## START Data section

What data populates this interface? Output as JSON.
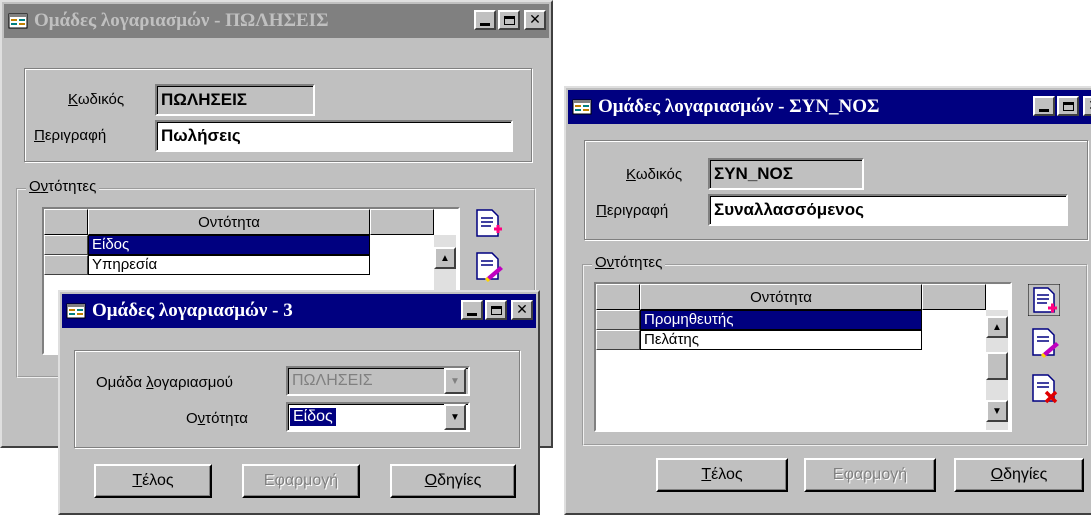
{
  "win1": {
    "title": "Ομάδες λογαριασμών - ΠΩΛΗΣΕΙΣ",
    "code_label_ul": "Κ",
    "code_label_rest": "ωδικός",
    "code_value": "ΠΩΛΗΣΕΙΣ",
    "desc_label_ul": "Π",
    "desc_label_rest": "εριγραφή",
    "desc_value": "Πωλήσεις",
    "group_ul1": "Ο",
    "group_ul2": "ν",
    "group_rest": "τότητες",
    "col_header": "Οντότητα",
    "rows": [
      "Είδος",
      "Υπηρεσία"
    ]
  },
  "win3": {
    "title": "Ομάδες λογαριασμών - 3",
    "group_label_a": "Ομάδα ",
    "group_label_ul": "λ",
    "group_label_b": "ογαριασμού",
    "group_value": "ΠΩΛΗΣΕΙΣ",
    "entity_label_a": "Ο",
    "entity_label_ul": "ν",
    "entity_label_b": "τότητα",
    "entity_value": "Είδος",
    "btn_end_ul": "Τ",
    "btn_end_rest": "έλος",
    "btn_apply": "Εφαρμογή",
    "btn_help_ul": "Ο",
    "btn_help_rest": "δηγίες"
  },
  "win2": {
    "title": "Ομάδες λογαριασμών - ΣΥΝ_ΝΟΣ",
    "code_label_ul": "Κ",
    "code_label_rest": "ωδικός",
    "code_value": "ΣΥΝ_ΝΟΣ",
    "desc_label_ul": "Π",
    "desc_label_rest": "εριγραφή",
    "desc_value": "Συναλλασσόμενος",
    "group_ul1": "Ο",
    "group_ul2": "ν",
    "group_rest": "τότητες",
    "col_header": "Οντότητα",
    "rows": [
      "Προμηθευτής",
      "Πελάτης"
    ],
    "btn_end_ul": "Τ",
    "btn_end_rest": "έλος",
    "btn_apply": "Εφαρμογή",
    "btn_help_ul": "Ο",
    "btn_help_rest": "δηγίες"
  },
  "icons": [
    "app-icon",
    "minimize-icon",
    "maximize-icon",
    "close-icon",
    "add-record-icon",
    "edit-record-icon",
    "delete-record-icon",
    "scroll-up-icon",
    "scroll-down-icon",
    "dropdown-arrow-icon"
  ],
  "colors": {
    "titlebar_active": "#000080",
    "titlebar_inactive": "#808080",
    "face": "#c0c0c0",
    "selection": "#000080"
  }
}
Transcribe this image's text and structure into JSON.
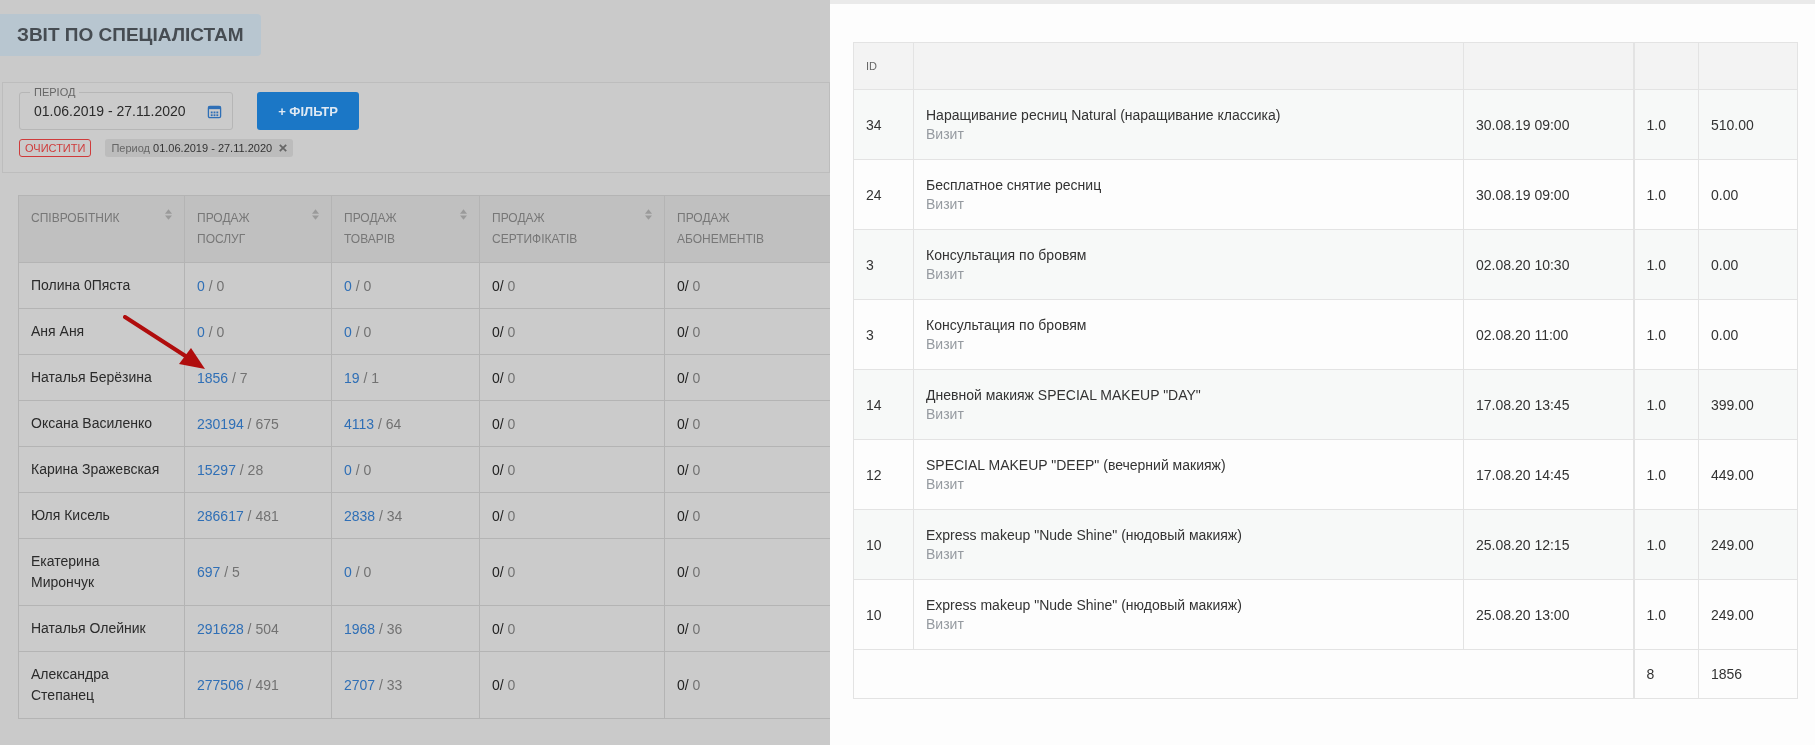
{
  "page_title": "ЗВІТ ПО СПЕЦІАЛІСТАМ",
  "filters": {
    "period_field": {
      "label": "ПЕРІОД",
      "value": "01.06.2019 - 27.11.2020"
    },
    "filter_button": "+ ФІЛЬТР",
    "clear_button": "ОЧИСТИТИ",
    "chips": [
      {
        "label": "Период",
        "value": "01.06.2019 - 27.11.2020"
      }
    ]
  },
  "staff_table": {
    "columns": [
      {
        "label": "СПІВРОБІТНИК",
        "sortable": true
      },
      {
        "label": "ПРОДАЖ ПОСЛУГ",
        "sortable": true
      },
      {
        "label": "ПРОДАЖ ТОВАРІВ",
        "sortable": true
      },
      {
        "label": "ПРОДАЖ СЕРТИФІКАТІВ",
        "sortable": true
      },
      {
        "label": "ПРОДАЖ АБОНЕМЕНТІВ"
      }
    ],
    "rows": [
      {
        "cells": [
          {
            "kind": "name",
            "main": "Полина 0Пяста"
          },
          {
            "kind": "link",
            "main": "0",
            "rest": "/ 0"
          },
          {
            "kind": "link",
            "main": "0",
            "rest": "/ 0"
          },
          {
            "kind": "plain",
            "main": "0/",
            "rest": "0"
          },
          {
            "kind": "plain",
            "main": "0/",
            "rest": "0"
          }
        ]
      },
      {
        "cells": [
          {
            "kind": "name",
            "main": "Аня Аня"
          },
          {
            "kind": "link",
            "main": "0",
            "rest": "/ 0"
          },
          {
            "kind": "link",
            "main": "0",
            "rest": "/ 0"
          },
          {
            "kind": "plain",
            "main": "0/",
            "rest": "0"
          },
          {
            "kind": "plain",
            "main": "0/",
            "rest": "0"
          }
        ]
      },
      {
        "cells": [
          {
            "kind": "name",
            "main": "Наталья Берёзина"
          },
          {
            "kind": "link",
            "main": "1856",
            "rest": "/ 7"
          },
          {
            "kind": "link",
            "main": "19",
            "rest": "/ 1"
          },
          {
            "kind": "plain",
            "main": "0/",
            "rest": "0"
          },
          {
            "kind": "plain",
            "main": "0/",
            "rest": "0"
          }
        ]
      },
      {
        "cells": [
          {
            "kind": "name",
            "main": "Оксана Василенко"
          },
          {
            "kind": "link",
            "main": "230194",
            "rest": "/ 675"
          },
          {
            "kind": "link",
            "main": "4113",
            "rest": "/ 64"
          },
          {
            "kind": "plain",
            "main": "0/",
            "rest": "0"
          },
          {
            "kind": "plain",
            "main": "0/",
            "rest": "0"
          }
        ]
      },
      {
        "cells": [
          {
            "kind": "name",
            "main": "Карина Зражевская"
          },
          {
            "kind": "link",
            "main": "15297",
            "rest": "/ 28"
          },
          {
            "kind": "link",
            "main": "0",
            "rest": "/ 0"
          },
          {
            "kind": "plain",
            "main": "0/",
            "rest": "0"
          },
          {
            "kind": "plain",
            "main": "0/",
            "rest": "0"
          }
        ]
      },
      {
        "cells": [
          {
            "kind": "name",
            "main": "Юля Кисель"
          },
          {
            "kind": "link",
            "main": "286617",
            "rest": "/ 481"
          },
          {
            "kind": "link",
            "main": "2838",
            "rest": "/ 34"
          },
          {
            "kind": "plain",
            "main": "0/",
            "rest": "0"
          },
          {
            "kind": "plain",
            "main": "0/",
            "rest": "0"
          }
        ]
      },
      {
        "cells": [
          {
            "kind": "name",
            "main": "Екатерина Мирончук"
          },
          {
            "kind": "link",
            "main": "697",
            "rest": "/ 5"
          },
          {
            "kind": "link",
            "main": "0",
            "rest": "/ 0"
          },
          {
            "kind": "plain",
            "main": "0/",
            "rest": "0"
          },
          {
            "kind": "plain",
            "main": "0/",
            "rest": "0"
          }
        ]
      },
      {
        "cells": [
          {
            "kind": "name",
            "main": "Наталья Олейник"
          },
          {
            "kind": "link",
            "main": "291628",
            "rest": "/ 504"
          },
          {
            "kind": "link",
            "main": "1968",
            "rest": "/ 36"
          },
          {
            "kind": "plain",
            "main": "0/",
            "rest": "0"
          },
          {
            "kind": "plain",
            "main": "0/",
            "rest": "0"
          }
        ]
      },
      {
        "cells": [
          {
            "kind": "name",
            "main": "Александра Степанец"
          },
          {
            "kind": "link",
            "main": "277506",
            "rest": "/ 491"
          },
          {
            "kind": "link",
            "main": "2707",
            "rest": "/ 33"
          },
          {
            "kind": "plain",
            "main": "0/",
            "rest": "0"
          },
          {
            "kind": "plain",
            "main": "0/",
            "rest": "0"
          }
        ]
      }
    ]
  },
  "detail_table": {
    "columns": [
      "ID"
    ],
    "rows": [
      {
        "id": "34",
        "service": "Наращивание ресниц Natural (наращивание классика)",
        "type": "Визит",
        "date": "30.08.19 09:00",
        "qty": "1.0",
        "sum": "510.00"
      },
      {
        "id": "24",
        "service": "Бесплатное снятие ресниц",
        "type": "Визит",
        "date": "30.08.19 09:00",
        "qty": "1.0",
        "sum": "0.00"
      },
      {
        "id": "3",
        "service": "Консультация по бровям",
        "type": "Визит",
        "date": "02.08.20 10:30",
        "qty": "1.0",
        "sum": "0.00"
      },
      {
        "id": "3",
        "service": "Консультация по бровям",
        "type": "Визит",
        "date": "02.08.20 11:00",
        "qty": "1.0",
        "sum": "0.00"
      },
      {
        "id": "14",
        "service": "Дневной макияж SPECIAL MAKEUP \"DAY\"",
        "type": "Визит",
        "date": "17.08.20 13:45",
        "qty": "1.0",
        "sum": "399.00"
      },
      {
        "id": "12",
        "service": "SPECIAL MAKEUP \"DEEP\" (вечерний макияж)",
        "type": "Визит",
        "date": "17.08.20 14:45",
        "qty": "1.0",
        "sum": "449.00"
      },
      {
        "id": "10",
        "service": "Express makeup \"Nude Shine\" (нюдовый макияж)",
        "type": "Визит",
        "date": "25.08.20 12:15",
        "qty": "1.0",
        "sum": "249.00"
      },
      {
        "id": "10",
        "service": "Express makeup \"Nude Shine\" (нюдовый макияж)",
        "type": "Визит",
        "date": "25.08.20 13:00",
        "qty": "1.0",
        "sum": "249.00"
      }
    ],
    "totals": {
      "qty": "8",
      "sum": "1856"
    }
  }
}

## END Data section

_Goal_: From the entries, copy out each line containing the word "JSON".

_Output for this task_:
What data populates this interface? Output as JSON.
Transcribe this image's text and structure into JSON.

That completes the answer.